■ Short exercise
List, from the lines below, each one with "τότε" in it.

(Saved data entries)
···

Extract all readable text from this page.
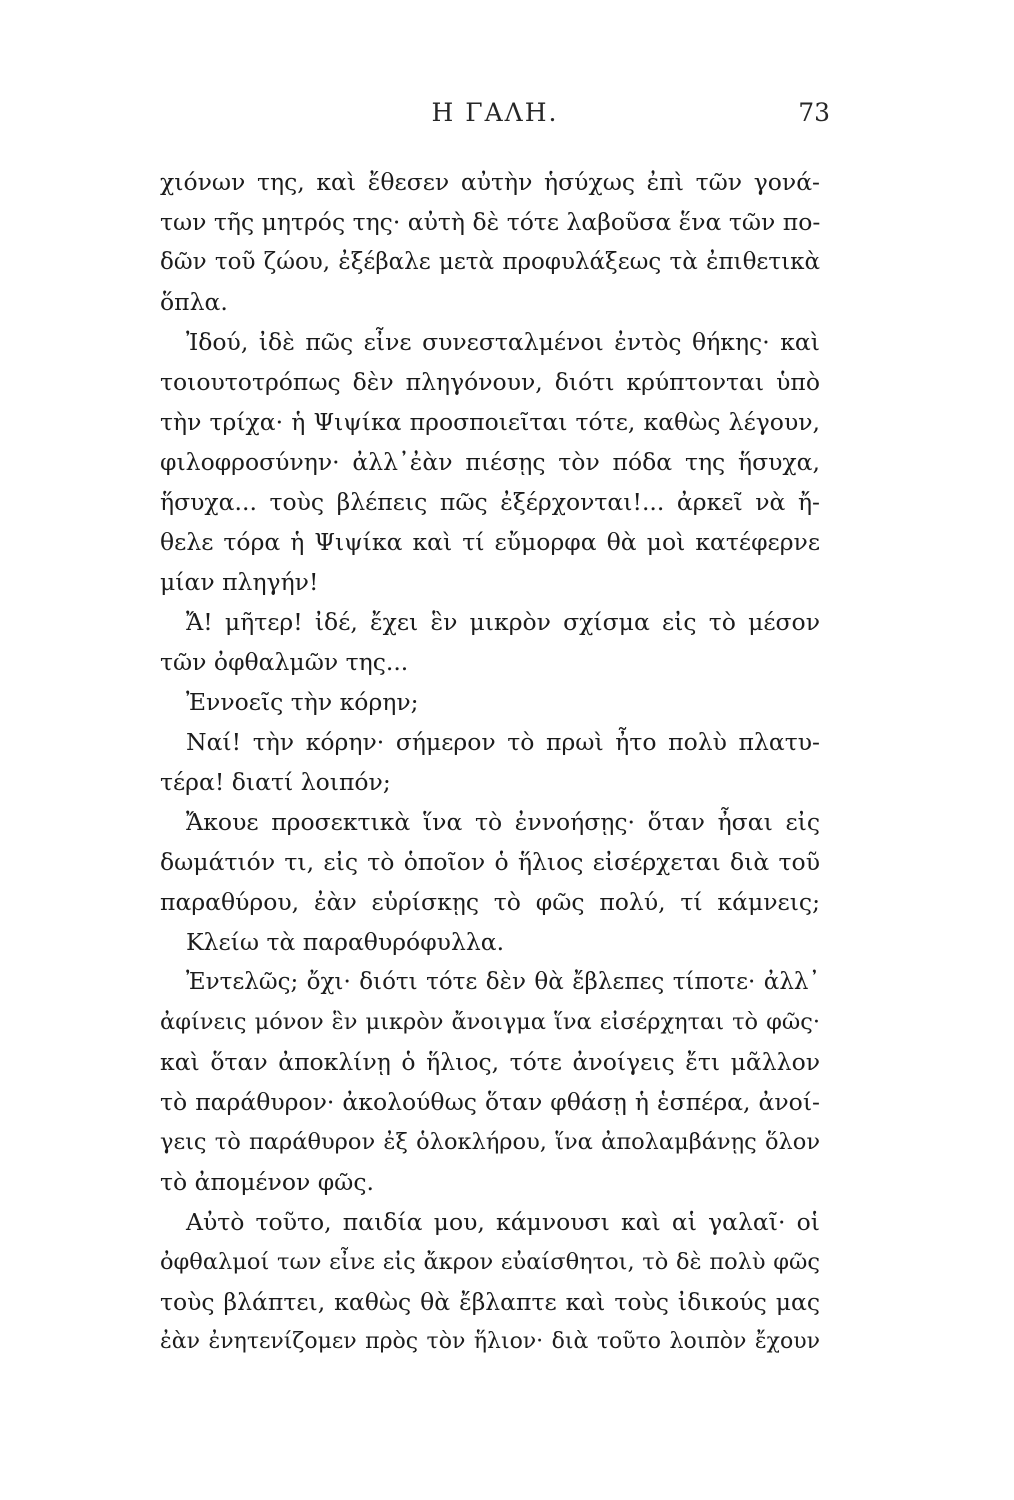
Η ΓΑΛΗ.	73
χιόνων της, καὶ ἔθεσεν αὐτὴν ἡσύχως ἐπὶ τῶν γονά-
των τῆς μητρός της· αὐτὴ δὲ τότε λαβοῦσα ἕνα τῶν πο-
δῶν τοῦ ζώου, ἐξέβαλε μετὰ προφυλάξεως τὰ ἐπιθετικὰ
ὅπλα.
Ἰδού, ἰδὲ πῶς εἶνε συνεσταλμένοι ἐντὸς θήκης· καὶ
τοιουτοτρόπως δὲν πληγόνουν, διότι κρύπτονται ὑπὸ
τὴν τρίχα· ἡ Ψιψίκα προσποιεῖται τότε, καθὼς λέγουν,
φιλοφροσύνην· ἀλλ᾽ἐὰν πιέσῃς τὸν πόδα της ἥσυχα,
ἥσυχα... τοὺς βλέπεις πῶς ἐξέρχονται!... ἀρκεῖ νὰ ἤ-
θελε τόρα ἡ Ψιψίκα καὶ τί εὔμορφα θὰ μοὶ κατέφερνε
μίαν πληγήν!
Ἄ! μῆτερ! ἰδέ, ἔχει ἓν μικρὸν σχίσμα εἰς τὸ μέσον
τῶν ὀφθαλμῶν της...
Ἐννοεῖς τὴν κόρην;
Ναί! τὴν κόρην· σήμερον τὸ πρωὶ ἦτο πολὺ πλατυ-
τέρα! διατί λοιπόν;
Ἄκουε προσεκτικὰ ἵνα τὸ ἐννοήσῃς· ὅταν ἦσαι εἰς
δωμάτιόν τι, εἰς τὸ ὁποῖον ὁ ἥλιος εἰσέρχεται διὰ τοῦ
παραθύρου, ἐὰν εὑρίσκῃς τὸ φῶς πολύ, τί κάμνεις;
Κλείω τὰ παραθυρόφυλλα.
Ἐντελῶς; ὄχι· διότι τότε δὲν θὰ ἔβλεπες τίποτε· ἀλλ᾽
ἀφίνεις μόνον ἓν μικρὸν ἄνοιγμα ἵνα εἰσέρχηται τὸ φῶς·
καὶ ὅταν ἀποκλίνῃ ὁ ἥλιος, τότε ἀνοίγεις ἔτι μᾶλλον
τὸ παράθυρον· ἀκολούθως ὅταν φθάσῃ ἡ ἑσπέρα, ἀνοί-
γεις τὸ παράθυρον ἐξ ὁλοκλήρου, ἵνα ἀπολαμβάνῃς ὅλον
τὸ ἀπομένον φῶς.
Αὐτὸ τοῦτο, παιδία μου, κάμνουσι καὶ αἱ γαλαῖ· οἱ
ὀφθαλμοί των εἶνε εἰς ἄκρον εὐαίσθητοι, τὸ δὲ πολὺ φῶς
τοὺς βλάπτει, καθὼς θὰ ἔβλαπτε καὶ τοὺς ἰδικούς μας
ἐὰν ἐνητενίζομεν πρὸς τὸν ἥλιον· διὰ τοῦτο λοιπὸν ἔχουν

···

■ Task response
των τῆς μητρός της· αὐτὴ δὲ τότε λαβοῦσα ἕνα τῶν πο-
τὴν τρίχα· ἡ Ψιψίκα προσποιεῖται τότε, καθὼς λέγουν,
Ἐντελῶς; ὄχι· διότι τότε δὲν θὰ ἔβλεπες τίποτε· ἀλλ᾽
καὶ ὅταν ἀποκλίνῃ ὁ ἥλιος, τότε ἀνοίγεις ἔτι μᾶλλον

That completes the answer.